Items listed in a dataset
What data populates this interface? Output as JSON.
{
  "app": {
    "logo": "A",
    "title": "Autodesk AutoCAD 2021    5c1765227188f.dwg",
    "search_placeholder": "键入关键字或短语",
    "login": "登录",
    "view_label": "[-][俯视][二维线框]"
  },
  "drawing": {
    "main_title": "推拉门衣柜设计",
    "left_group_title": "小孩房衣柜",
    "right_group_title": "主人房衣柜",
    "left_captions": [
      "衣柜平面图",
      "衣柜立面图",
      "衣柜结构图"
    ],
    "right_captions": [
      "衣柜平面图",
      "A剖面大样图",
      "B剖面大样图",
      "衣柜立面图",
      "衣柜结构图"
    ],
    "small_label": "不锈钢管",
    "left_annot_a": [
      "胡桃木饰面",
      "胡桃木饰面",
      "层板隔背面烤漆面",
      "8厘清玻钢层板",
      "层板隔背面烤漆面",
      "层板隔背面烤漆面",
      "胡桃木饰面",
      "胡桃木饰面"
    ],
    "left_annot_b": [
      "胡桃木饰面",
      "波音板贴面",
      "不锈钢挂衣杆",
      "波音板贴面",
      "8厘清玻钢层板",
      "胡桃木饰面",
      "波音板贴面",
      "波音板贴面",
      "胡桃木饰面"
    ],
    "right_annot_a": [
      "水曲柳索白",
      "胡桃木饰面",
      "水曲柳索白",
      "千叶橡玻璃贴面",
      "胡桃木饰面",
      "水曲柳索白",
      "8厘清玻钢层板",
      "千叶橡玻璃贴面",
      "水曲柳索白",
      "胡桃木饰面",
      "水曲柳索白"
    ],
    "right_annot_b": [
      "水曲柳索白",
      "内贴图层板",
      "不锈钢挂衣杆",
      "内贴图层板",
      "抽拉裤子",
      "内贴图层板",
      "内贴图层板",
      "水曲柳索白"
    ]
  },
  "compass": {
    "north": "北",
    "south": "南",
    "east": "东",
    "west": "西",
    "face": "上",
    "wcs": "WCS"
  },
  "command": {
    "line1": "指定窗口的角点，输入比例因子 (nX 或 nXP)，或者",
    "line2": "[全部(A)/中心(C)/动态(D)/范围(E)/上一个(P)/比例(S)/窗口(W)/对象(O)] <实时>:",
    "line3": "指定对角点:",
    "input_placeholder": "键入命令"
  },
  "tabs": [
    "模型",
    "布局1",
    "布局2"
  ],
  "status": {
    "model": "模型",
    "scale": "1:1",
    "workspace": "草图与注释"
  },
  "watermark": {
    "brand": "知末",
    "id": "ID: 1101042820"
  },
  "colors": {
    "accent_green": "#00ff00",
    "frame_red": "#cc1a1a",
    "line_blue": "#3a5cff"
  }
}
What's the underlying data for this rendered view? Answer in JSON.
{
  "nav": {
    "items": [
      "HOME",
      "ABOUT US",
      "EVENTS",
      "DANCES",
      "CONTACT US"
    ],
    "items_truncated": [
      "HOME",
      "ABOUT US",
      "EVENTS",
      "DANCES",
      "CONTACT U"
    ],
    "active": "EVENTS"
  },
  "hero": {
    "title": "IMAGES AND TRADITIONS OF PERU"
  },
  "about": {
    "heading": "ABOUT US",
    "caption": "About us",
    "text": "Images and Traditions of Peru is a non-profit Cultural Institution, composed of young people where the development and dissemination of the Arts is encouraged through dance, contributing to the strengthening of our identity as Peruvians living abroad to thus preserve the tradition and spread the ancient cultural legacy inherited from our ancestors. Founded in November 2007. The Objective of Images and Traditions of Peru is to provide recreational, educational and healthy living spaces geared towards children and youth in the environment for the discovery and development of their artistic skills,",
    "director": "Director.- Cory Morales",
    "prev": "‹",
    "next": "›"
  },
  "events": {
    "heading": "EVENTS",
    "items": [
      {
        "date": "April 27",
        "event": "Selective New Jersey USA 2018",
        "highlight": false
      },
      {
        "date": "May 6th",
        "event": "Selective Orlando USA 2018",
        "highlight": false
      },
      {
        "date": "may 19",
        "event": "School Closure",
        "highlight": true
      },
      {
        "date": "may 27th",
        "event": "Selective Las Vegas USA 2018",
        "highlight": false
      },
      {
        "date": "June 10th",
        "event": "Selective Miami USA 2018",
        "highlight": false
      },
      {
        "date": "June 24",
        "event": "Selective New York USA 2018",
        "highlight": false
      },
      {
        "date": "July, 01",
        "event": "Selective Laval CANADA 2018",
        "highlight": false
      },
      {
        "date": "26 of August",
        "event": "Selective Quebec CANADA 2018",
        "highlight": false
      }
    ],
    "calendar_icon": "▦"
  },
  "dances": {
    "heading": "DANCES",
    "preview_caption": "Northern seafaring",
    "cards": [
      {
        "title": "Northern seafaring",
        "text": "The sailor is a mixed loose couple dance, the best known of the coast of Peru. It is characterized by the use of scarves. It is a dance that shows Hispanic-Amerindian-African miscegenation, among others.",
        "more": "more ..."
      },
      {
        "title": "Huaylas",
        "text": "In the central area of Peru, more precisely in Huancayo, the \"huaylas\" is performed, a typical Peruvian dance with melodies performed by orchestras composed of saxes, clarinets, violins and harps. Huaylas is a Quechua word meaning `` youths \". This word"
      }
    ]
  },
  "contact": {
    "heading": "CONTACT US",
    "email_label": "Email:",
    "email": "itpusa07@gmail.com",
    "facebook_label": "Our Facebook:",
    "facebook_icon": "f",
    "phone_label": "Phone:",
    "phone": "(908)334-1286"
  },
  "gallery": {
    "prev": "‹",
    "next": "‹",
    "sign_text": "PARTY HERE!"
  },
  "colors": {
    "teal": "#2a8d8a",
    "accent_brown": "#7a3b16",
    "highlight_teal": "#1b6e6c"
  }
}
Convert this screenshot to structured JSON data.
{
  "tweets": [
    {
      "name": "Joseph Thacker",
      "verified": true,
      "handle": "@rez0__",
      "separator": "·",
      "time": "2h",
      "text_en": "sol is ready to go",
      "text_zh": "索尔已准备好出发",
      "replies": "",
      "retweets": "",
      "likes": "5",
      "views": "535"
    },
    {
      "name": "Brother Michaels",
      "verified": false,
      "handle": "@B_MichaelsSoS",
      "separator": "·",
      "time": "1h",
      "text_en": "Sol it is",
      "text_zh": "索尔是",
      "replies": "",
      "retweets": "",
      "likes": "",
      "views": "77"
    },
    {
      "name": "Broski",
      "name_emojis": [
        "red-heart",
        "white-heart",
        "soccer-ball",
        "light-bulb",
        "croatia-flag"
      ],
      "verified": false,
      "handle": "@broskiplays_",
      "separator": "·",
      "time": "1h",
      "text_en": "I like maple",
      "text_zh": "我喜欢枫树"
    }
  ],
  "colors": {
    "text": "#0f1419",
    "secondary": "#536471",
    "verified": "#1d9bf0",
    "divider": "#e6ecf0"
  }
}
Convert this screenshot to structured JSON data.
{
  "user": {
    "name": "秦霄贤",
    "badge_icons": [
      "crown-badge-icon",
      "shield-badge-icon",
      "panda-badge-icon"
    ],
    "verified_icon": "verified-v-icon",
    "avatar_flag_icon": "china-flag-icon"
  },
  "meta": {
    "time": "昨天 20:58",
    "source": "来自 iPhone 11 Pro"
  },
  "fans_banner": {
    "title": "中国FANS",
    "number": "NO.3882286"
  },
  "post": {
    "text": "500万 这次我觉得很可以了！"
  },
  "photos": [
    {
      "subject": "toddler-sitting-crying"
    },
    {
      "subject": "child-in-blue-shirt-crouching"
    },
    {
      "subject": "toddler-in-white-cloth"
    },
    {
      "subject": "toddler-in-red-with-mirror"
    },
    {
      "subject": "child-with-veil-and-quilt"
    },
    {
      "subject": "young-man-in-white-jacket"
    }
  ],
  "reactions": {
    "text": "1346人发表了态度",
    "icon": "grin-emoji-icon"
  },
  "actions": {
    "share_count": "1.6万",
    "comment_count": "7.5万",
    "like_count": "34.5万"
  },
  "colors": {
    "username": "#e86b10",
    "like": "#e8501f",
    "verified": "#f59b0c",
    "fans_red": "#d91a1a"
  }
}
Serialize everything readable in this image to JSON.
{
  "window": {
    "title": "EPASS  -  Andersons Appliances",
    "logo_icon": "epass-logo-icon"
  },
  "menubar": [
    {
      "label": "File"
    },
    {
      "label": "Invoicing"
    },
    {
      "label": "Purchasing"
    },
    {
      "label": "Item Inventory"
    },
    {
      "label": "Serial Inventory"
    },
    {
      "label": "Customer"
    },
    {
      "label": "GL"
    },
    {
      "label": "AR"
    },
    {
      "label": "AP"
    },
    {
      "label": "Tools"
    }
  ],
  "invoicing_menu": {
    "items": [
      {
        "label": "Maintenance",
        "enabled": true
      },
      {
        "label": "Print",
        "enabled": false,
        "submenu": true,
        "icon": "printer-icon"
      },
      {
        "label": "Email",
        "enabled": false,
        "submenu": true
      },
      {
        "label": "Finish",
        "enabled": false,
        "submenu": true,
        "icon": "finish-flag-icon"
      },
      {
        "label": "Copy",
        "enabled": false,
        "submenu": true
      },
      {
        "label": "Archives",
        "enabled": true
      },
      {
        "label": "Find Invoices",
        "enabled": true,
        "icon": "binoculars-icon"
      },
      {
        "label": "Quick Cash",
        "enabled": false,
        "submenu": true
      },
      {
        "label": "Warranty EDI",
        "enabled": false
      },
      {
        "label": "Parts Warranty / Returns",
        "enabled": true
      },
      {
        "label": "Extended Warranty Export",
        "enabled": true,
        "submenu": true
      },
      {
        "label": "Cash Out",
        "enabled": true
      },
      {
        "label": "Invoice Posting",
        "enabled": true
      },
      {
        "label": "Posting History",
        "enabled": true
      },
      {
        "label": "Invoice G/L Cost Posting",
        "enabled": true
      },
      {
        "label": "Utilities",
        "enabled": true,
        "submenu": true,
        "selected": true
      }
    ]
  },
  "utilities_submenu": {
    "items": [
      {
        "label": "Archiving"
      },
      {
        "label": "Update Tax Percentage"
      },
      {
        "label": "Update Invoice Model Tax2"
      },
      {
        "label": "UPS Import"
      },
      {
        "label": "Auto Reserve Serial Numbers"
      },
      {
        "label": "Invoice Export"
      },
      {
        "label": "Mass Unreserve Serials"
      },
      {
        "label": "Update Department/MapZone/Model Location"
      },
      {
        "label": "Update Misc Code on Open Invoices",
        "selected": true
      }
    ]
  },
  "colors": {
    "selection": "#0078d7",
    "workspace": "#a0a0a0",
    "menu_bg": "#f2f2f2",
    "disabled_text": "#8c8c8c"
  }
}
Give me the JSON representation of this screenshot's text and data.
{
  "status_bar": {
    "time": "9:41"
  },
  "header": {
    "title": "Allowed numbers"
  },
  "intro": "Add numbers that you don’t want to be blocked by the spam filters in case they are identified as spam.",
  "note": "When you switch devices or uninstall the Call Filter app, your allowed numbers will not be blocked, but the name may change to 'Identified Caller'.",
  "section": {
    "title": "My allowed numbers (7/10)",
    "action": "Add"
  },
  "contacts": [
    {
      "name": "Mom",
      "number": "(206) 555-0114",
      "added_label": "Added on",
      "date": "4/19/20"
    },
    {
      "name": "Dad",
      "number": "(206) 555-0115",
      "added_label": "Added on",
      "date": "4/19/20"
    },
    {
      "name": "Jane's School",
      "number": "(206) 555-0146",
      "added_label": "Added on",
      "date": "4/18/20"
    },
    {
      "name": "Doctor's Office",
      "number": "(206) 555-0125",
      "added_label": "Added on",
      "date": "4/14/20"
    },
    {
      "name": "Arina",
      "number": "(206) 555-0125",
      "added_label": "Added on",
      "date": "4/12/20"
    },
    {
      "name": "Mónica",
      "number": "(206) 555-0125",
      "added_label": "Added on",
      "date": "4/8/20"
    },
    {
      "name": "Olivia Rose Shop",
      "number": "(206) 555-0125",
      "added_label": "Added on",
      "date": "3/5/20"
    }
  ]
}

Instruction → Each line holding the word "young" counts once; report the total and nothing else.

Solution to this task → 2